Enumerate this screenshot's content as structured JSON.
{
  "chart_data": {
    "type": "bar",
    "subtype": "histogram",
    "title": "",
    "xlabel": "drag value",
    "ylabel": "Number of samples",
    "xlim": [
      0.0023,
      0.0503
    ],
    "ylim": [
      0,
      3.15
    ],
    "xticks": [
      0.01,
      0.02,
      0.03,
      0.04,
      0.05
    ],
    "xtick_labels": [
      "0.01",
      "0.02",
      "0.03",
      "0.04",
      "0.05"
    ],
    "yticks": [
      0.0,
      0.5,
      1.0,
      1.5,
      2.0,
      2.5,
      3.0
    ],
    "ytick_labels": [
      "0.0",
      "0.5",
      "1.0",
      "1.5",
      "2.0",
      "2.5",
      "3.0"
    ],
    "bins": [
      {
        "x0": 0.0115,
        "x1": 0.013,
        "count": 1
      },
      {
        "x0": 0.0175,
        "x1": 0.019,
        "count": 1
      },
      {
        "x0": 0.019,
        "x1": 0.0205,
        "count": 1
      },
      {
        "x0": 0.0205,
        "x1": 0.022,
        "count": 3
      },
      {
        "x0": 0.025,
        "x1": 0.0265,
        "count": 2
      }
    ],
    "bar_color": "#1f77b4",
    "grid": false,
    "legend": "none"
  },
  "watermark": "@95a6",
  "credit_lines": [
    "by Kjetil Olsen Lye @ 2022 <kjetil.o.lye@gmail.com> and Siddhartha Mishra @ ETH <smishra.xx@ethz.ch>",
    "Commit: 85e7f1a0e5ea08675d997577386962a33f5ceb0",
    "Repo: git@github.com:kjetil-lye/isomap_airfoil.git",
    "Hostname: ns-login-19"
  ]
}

## Written problem
State how many lines of the listing hold the string "kjetil"; reply with the number and nothing else.

## Answer to this task
2